• _Objective_
Set down every record once more, exactly as given.

• _Information provided_
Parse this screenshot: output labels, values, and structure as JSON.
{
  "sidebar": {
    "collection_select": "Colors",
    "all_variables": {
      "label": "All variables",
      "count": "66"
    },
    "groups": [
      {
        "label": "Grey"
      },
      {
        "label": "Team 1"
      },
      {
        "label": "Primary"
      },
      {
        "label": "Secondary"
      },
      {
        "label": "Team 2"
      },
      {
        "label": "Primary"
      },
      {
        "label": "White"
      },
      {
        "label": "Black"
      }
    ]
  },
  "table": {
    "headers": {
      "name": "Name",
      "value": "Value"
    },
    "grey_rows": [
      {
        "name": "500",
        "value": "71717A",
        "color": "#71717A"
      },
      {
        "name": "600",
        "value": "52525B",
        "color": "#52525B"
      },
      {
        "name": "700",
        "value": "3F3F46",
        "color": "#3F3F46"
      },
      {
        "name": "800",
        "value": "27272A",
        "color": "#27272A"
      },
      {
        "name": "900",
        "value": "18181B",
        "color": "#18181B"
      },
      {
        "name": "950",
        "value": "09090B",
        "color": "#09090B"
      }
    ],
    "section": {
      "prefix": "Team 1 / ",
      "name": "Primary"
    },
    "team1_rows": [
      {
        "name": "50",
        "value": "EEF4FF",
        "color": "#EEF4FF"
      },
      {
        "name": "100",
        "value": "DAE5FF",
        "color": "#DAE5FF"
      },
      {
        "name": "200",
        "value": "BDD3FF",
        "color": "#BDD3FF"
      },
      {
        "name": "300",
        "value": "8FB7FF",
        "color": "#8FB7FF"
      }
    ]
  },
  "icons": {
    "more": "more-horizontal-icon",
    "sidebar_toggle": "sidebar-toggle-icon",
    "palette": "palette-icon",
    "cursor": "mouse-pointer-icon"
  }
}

• _Answer in full_
Parse this screenshot: output labels, values, and structure as JSON.
{
  "sidebar": {
    "collection_select": "Colors",
    "all_variables": {
      "label": "All variables",
      "count": "66"
    },
    "groups": [
      {
        "label": "Grey"
      },
      {
        "label": "Team 1"
      },
      {
        "label": "Primary"
      },
      {
        "label": "Secondary"
      },
      {
        "label": "Team 2"
      },
      {
        "label": "Primary"
      },
      {
        "label": "White"
      },
      {
        "label": "Black"
      }
    ]
  },
  "table": {
    "headers": {
      "name": "Name",
      "value": "Value"
    },
    "grey_rows": [
      {
        "name": "500",
        "value": "71717A",
        "color": "#71717A"
      },
      {
        "name": "600",
        "value": "52525B",
        "color": "#52525B"
      },
      {
        "name": "700",
        "value": "3F3F46",
        "color": "#3F3F46"
      },
      {
        "name": "800",
        "value": "27272A",
        "color": "#27272A"
      },
      {
        "name": "900",
        "value": "18181B",
        "color": "#18181B"
      },
      {
        "name": "950",
        "value": "09090B",
        "color": "#09090B"
      }
    ],
    "section": {
      "prefix": "Team 1 / ",
      "name": "Primary"
    },
    "team1_rows": [
      {
        "name": "50",
        "value": "EEF4FF",
        "color": "#EEF4FF"
      },
      {
        "name": "100",
        "value": "DAE5FF",
        "color": "#DAE5FF"
      },
      {
        "name": "200",
        "value": "BDD3FF",
        "color": "#BDD3FF"
      },
      {
        "name": "300",
        "value": "8FB7FF",
        "color": "#8FB7FF"
      }
    ]
  },
  "icons": {
    "more": "more-horizontal-icon",
    "sidebar_toggle": "sidebar-toggle-icon",
    "palette": "palette-icon",
    "cursor": "mouse-pointer-icon"
  }
}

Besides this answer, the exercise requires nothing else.